→ **What you are asked to do**
Lines before the one containing "Output the text content of this document." are excluded; retype that line and all remaining lines of the material exactly.

→ **Material for this exercise**
------------
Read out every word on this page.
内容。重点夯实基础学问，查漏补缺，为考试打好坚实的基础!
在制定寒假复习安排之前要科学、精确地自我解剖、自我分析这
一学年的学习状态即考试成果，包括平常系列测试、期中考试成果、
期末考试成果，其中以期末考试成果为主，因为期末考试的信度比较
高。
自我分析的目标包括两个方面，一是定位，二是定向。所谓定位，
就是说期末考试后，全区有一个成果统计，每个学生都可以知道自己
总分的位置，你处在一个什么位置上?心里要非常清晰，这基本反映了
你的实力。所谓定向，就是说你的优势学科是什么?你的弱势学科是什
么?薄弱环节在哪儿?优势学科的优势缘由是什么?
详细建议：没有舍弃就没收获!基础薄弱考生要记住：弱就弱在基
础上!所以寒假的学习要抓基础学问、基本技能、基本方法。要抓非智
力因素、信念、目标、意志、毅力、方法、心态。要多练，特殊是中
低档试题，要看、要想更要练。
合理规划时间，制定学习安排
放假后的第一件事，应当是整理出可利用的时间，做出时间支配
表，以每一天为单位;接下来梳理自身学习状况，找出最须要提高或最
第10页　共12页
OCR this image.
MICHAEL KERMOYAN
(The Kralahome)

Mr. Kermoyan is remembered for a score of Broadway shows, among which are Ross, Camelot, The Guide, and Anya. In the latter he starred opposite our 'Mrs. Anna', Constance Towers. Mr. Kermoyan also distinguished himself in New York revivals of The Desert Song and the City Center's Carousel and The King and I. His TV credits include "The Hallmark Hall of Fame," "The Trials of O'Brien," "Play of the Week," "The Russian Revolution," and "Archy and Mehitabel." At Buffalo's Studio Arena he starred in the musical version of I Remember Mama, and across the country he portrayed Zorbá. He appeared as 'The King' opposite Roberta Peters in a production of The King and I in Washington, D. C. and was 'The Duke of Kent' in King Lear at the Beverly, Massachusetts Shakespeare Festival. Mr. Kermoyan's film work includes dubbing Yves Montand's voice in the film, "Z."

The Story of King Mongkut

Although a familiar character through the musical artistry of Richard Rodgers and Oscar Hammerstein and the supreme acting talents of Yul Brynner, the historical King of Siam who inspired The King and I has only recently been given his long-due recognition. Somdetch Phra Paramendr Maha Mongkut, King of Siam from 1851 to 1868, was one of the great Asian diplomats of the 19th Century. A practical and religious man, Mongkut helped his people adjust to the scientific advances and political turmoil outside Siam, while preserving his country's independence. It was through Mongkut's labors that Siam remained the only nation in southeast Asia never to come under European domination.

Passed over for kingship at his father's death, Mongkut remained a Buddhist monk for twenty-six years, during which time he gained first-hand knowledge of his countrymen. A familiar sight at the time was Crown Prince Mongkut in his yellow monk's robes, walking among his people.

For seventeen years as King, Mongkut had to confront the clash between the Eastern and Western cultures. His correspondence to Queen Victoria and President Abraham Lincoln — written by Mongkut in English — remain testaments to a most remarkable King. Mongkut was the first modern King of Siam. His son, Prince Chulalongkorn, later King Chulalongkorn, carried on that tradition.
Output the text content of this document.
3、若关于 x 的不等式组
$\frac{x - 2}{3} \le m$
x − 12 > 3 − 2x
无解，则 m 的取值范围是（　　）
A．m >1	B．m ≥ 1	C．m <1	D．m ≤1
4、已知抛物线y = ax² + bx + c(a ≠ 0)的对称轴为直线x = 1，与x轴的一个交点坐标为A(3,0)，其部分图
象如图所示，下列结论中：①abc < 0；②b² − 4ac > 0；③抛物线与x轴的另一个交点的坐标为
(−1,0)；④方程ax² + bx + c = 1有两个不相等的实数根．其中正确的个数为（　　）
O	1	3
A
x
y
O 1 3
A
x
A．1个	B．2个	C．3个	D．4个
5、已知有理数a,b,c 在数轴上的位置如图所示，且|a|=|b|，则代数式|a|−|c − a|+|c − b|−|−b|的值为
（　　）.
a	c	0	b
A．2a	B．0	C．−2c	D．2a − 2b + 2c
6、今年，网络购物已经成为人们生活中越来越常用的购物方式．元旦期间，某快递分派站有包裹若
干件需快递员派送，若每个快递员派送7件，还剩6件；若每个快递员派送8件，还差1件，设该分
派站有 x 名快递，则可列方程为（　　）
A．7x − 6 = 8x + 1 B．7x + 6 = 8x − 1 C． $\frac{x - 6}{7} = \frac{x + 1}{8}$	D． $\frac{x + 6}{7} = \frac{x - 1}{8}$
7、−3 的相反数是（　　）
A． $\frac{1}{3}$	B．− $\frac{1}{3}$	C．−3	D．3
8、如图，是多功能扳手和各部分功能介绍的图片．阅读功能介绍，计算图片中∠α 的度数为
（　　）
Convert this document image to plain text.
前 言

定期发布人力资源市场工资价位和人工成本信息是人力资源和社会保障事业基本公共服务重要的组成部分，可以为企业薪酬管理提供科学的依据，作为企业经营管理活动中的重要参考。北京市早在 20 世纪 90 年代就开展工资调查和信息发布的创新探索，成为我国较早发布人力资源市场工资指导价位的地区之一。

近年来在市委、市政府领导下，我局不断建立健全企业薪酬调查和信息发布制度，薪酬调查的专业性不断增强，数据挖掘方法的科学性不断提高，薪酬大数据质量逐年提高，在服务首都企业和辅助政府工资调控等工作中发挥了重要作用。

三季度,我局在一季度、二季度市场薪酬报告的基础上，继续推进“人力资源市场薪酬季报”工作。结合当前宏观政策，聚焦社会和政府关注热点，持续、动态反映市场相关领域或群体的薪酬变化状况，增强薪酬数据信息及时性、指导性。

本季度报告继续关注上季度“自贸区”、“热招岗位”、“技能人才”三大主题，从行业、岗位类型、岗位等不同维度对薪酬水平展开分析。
------------
→ **Solution for this problem**
Output the text content of this document.
3、若关于 x 的不等式组
$\frac{x - 2}{3} \le m$
x − 12 > 3 − 2x
无解，则 m 的取值范围是（　　）
A．m >1	B．m ≥ 1	C．m <1	D．m ≤1
4、已知抛物线y = ax² + bx + c(a ≠ 0)的对称轴为直线x = 1，与x轴的一个交点坐标为A(3,0)，其部分图
象如图所示，下列结论中：①abc < 0；②b² − 4ac > 0；③抛物线与x轴的另一个交点的坐标为
(−1,0)；④方程ax² + bx + c = 1有两个不相等的实数根．其中正确的个数为（　　）
O	1	3
A
x
y
O 1 3
A
x
A．1个	B．2个	C．3个	D．4个
5、已知有理数a,b,c 在数轴上的位置如图所示，且|a|=|b|，则代数式|a|−|c − a|+|c − b|−|−b|的值为
（　　）.
a	c	0	b
A．2a	B．0	C．−2c	D．2a − 2b + 2c
6、今年，网络购物已经成为人们生活中越来越常用的购物方式．元旦期间，某快递分派站有包裹若
干件需快递员派送，若每个快递员派送7件，还剩6件；若每个快递员派送8件，还差1件，设该分
派站有 x 名快递，则可列方程为（　　）
A．7x − 6 = 8x + 1 B．7x + 6 = 8x − 1 C． $\frac{x - 6}{7} = \frac{x + 1}{8}$	D． $\frac{x + 6}{7} = \frac{x - 1}{8}$
7、−3 的相反数是（　　）
A． $\frac{1}{3}$	B．− $\frac{1}{3}$	C．−3	D．3
8、如图，是多功能扳手和各部分功能介绍的图片．阅读功能介绍，计算图片中∠α 的度数为
（　　）
Convert this document image to plain text.
前 言

定期发布人力资源市场工资价位和人工成本信息是人力资源和社会保障事业基本公共服务重要的组成部分，可以为企业薪酬管理提供科学的依据，作为企业经营管理活动中的重要参考。北京市早在 20 世纪 90 年代就开展工资调查和信息发布的创新探索，成为我国较早发布人力资源市场工资指导价位的地区之一。

近年来在市委、市政府领导下，我局不断建立健全企业薪酬调查和信息发布制度，薪酬调查的专业性不断增强，数据挖掘方法的科学性不断提高，薪酬大数据质量逐年提高，在服务首都企业和辅助政府工资调控等工作中发挥了重要作用。

三季度,我局在一季度、二季度市场薪酬报告的基础上，继续推进“人力资源市场薪酬季报”工作。结合当前宏观政策，聚焦社会和政府关注热点，持续、动态反映市场相关领域或群体的薪酬变化状况，增强薪酬数据信息及时性、指导性。

本季度报告继续关注上季度“自贸区”、“热招岗位”、“技能人才”三大主题，从行业、岗位类型、岗位等不同维度对薪酬水平展开分析。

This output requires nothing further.